(Stored items)

________________________

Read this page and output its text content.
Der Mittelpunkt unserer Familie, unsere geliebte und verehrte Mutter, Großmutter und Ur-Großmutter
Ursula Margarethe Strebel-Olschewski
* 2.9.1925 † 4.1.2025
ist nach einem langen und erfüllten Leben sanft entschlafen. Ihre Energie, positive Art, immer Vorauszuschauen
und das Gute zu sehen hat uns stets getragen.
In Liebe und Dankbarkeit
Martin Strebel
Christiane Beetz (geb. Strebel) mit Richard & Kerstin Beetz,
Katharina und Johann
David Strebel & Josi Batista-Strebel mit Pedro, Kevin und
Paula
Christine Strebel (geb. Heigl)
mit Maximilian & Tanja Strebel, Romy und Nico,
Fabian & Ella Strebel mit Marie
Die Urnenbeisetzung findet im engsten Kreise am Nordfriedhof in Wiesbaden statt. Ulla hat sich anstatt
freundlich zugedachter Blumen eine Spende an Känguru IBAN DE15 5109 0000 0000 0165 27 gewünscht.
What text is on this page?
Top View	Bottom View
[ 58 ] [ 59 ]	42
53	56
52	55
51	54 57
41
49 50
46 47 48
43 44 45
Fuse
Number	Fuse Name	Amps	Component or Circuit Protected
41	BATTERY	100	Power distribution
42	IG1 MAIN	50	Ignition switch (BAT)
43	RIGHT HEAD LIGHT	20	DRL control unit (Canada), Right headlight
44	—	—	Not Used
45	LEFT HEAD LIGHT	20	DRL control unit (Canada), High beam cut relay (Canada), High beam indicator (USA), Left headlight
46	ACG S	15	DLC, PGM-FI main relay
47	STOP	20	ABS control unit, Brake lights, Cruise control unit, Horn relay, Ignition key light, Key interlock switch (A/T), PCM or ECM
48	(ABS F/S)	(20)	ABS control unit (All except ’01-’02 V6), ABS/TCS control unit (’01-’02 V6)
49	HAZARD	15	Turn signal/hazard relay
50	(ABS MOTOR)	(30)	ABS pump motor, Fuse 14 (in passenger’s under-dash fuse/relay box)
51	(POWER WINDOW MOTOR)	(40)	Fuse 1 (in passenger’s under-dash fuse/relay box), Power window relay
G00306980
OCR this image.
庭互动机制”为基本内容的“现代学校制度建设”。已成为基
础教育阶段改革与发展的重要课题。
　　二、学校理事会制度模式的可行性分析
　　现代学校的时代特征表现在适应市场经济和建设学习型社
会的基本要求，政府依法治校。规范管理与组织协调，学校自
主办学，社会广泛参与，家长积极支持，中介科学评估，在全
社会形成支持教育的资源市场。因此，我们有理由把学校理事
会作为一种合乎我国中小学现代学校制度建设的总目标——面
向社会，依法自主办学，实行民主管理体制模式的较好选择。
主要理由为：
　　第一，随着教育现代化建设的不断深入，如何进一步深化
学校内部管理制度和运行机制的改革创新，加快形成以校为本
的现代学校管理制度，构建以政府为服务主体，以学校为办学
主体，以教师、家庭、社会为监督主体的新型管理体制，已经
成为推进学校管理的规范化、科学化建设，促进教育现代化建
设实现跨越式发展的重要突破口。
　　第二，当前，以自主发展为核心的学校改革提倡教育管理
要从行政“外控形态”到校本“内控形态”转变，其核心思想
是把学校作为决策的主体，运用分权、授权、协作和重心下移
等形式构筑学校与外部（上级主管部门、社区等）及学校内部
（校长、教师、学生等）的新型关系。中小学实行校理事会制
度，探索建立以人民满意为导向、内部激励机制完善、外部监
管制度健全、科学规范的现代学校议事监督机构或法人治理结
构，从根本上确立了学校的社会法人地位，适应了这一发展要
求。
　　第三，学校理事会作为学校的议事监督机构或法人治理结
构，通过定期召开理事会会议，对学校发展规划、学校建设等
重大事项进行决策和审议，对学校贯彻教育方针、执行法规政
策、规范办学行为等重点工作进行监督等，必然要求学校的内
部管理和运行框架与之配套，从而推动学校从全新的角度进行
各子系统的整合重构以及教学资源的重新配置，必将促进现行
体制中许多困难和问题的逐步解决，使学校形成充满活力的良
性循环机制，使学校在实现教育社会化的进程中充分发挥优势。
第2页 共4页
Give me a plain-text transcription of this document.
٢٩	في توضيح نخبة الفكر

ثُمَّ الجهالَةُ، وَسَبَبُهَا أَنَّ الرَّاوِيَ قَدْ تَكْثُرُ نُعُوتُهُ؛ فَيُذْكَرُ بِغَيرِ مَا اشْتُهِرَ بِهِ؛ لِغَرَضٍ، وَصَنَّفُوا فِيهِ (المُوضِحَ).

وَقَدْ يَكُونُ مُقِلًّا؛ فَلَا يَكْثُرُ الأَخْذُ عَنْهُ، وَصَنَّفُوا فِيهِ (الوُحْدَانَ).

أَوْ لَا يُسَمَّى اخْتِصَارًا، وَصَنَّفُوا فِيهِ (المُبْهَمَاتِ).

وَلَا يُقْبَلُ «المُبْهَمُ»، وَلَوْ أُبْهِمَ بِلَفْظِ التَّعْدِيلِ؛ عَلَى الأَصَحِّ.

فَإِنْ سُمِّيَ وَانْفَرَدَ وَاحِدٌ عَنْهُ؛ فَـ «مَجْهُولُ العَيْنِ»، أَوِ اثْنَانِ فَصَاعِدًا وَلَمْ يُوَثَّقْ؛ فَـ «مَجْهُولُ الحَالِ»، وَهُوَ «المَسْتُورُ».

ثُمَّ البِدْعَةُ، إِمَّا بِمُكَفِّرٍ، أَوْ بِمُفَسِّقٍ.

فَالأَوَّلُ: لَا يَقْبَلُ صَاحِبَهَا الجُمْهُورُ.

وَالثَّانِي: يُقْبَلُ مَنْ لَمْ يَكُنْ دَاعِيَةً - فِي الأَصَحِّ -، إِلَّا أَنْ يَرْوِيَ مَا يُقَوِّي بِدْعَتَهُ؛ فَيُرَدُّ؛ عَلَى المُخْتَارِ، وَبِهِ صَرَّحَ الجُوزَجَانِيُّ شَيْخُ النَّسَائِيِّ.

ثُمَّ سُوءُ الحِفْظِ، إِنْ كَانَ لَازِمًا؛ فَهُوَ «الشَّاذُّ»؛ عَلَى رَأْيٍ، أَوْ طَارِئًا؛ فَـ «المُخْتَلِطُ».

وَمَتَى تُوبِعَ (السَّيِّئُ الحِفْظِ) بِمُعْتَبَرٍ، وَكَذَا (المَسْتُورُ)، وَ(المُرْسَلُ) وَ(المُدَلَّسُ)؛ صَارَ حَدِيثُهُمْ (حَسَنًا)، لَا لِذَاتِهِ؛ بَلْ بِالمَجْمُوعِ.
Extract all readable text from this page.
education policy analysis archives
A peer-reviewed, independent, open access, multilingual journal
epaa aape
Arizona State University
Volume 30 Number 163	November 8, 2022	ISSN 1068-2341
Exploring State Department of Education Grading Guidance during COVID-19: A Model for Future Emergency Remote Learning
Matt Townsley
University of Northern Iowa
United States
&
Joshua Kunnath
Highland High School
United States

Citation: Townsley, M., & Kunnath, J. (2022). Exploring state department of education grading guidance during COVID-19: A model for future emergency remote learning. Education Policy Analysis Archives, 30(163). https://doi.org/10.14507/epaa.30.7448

________________________

What you should do: Among the entries, how many lines include the word "page"? Answer with a single number and nothing further.

Solution to this exercise: 3